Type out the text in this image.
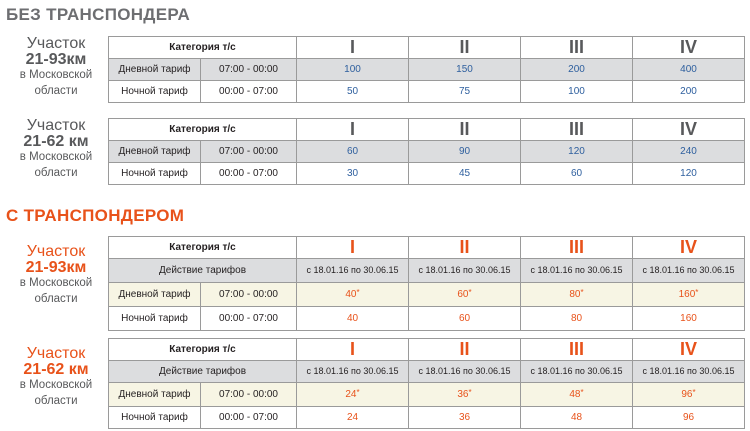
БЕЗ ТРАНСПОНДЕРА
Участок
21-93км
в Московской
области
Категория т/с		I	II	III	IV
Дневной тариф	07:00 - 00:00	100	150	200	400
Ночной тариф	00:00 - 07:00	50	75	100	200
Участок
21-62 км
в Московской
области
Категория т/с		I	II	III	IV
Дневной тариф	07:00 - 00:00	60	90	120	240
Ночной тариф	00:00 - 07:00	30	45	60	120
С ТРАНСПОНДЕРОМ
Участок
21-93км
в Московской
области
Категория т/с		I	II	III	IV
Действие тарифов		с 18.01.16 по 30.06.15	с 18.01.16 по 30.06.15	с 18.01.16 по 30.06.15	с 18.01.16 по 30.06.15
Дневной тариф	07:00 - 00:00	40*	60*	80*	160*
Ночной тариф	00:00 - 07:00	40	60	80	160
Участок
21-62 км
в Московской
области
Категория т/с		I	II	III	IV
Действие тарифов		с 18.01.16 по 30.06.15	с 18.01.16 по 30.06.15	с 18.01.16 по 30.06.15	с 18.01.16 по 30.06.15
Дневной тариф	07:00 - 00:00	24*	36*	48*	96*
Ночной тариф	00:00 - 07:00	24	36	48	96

■ ■ ■ ■ ■

## TASK TO COMPLETE
Tally the lines in the entries above that hold the word "Дневной". Reply with nothing but that count.

## SOLUTION FOR THIS TASK
4